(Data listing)
════════
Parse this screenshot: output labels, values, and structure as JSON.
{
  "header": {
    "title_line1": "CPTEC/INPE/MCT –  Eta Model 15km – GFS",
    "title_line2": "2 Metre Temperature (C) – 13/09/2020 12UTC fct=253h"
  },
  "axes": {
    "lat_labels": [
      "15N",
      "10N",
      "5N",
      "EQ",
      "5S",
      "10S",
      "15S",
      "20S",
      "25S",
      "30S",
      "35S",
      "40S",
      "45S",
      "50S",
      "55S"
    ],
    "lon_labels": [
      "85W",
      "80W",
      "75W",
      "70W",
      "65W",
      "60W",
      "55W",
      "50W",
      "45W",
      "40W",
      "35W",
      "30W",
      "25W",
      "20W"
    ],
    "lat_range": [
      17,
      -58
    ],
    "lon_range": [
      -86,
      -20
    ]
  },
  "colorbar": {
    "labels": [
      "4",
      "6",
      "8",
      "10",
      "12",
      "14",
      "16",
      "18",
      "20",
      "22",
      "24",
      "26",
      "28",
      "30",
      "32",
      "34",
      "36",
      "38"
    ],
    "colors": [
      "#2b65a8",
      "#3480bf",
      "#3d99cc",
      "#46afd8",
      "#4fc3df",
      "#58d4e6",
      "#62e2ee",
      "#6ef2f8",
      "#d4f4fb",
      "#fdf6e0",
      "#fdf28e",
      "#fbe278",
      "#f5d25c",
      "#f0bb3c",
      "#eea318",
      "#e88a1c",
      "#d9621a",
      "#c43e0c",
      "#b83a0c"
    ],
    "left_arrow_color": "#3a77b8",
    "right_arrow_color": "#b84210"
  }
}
════════
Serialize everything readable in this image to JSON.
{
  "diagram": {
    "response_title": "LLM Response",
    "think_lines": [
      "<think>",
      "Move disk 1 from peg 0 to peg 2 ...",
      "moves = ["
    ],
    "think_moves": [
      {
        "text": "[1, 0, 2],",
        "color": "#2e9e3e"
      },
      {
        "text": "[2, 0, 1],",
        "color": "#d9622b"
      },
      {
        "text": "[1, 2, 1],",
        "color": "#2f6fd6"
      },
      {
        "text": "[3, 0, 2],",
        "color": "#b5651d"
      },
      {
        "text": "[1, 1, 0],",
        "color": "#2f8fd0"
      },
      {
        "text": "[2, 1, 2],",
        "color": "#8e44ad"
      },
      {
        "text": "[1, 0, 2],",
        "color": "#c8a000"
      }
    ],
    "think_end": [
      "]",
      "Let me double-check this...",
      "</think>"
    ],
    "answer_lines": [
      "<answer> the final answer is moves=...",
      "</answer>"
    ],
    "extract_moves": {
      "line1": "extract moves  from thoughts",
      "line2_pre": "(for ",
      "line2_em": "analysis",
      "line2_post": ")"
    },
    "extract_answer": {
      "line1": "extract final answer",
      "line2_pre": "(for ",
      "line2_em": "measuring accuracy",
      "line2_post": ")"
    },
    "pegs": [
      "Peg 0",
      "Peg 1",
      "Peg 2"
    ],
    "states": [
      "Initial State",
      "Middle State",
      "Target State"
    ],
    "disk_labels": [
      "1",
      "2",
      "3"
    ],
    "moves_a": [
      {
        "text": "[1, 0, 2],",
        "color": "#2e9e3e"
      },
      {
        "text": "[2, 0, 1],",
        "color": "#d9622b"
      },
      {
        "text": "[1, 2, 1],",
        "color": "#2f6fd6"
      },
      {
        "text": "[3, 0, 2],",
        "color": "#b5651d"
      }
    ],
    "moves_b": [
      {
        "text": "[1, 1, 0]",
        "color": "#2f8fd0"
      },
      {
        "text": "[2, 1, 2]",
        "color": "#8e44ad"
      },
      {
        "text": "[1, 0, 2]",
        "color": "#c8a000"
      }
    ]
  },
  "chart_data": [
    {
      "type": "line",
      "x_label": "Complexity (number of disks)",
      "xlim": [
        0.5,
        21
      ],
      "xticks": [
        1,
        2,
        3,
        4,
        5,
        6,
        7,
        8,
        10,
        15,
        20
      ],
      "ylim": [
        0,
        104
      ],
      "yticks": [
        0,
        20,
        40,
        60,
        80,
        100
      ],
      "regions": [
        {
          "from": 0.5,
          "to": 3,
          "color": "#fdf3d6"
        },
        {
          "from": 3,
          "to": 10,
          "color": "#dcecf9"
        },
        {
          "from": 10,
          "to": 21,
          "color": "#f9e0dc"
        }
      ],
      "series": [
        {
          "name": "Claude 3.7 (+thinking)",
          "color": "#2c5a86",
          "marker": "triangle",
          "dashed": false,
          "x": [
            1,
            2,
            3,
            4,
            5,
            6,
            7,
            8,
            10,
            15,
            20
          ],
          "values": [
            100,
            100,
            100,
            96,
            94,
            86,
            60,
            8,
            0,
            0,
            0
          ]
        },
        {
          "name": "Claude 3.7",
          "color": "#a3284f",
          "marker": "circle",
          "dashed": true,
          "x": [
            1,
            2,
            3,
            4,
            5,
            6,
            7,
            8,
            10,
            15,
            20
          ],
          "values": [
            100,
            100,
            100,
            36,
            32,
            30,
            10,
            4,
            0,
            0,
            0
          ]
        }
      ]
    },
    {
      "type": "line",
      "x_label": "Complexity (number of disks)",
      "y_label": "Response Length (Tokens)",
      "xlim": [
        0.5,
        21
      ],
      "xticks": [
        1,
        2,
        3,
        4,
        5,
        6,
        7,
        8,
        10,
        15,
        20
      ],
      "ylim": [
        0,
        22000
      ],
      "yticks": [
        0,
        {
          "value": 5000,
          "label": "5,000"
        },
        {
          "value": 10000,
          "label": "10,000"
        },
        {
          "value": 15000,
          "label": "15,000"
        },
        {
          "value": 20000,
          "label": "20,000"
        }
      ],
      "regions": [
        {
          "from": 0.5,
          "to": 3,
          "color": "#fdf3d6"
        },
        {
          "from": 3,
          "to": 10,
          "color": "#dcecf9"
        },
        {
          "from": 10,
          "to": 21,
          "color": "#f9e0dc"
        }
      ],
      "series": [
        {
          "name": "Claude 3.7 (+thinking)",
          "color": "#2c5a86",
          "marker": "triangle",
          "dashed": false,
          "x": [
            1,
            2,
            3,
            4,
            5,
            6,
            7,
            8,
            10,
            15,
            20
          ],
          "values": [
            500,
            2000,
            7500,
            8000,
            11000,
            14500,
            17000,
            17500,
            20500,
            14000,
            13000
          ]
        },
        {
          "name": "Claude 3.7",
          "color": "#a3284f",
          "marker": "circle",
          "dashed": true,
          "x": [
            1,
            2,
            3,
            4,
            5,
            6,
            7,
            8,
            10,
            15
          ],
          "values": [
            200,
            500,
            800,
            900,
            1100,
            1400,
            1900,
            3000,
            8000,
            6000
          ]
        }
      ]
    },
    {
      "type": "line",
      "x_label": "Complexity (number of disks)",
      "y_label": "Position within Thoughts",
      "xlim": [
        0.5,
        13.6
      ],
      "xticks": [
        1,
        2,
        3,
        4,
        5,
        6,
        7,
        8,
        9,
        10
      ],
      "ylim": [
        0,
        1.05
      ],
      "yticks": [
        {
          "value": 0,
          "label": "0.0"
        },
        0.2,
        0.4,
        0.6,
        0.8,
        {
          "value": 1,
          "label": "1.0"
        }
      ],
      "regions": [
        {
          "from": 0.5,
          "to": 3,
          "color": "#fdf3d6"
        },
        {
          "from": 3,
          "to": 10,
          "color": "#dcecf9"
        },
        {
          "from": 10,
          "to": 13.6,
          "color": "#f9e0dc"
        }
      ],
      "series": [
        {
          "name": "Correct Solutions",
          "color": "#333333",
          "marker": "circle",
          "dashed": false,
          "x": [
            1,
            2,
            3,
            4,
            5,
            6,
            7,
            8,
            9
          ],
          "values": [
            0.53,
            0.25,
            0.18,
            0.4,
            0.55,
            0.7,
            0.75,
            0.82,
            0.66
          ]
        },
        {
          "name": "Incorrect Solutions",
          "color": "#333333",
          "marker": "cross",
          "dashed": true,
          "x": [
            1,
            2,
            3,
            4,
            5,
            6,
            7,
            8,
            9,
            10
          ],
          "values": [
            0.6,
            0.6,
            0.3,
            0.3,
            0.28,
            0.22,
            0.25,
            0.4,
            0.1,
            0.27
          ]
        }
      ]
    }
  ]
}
════════
Look through the lines above and collect those with the word "Response".

    "response_title": "LLM Response",
      "y_label": "Response Length (Tokens)",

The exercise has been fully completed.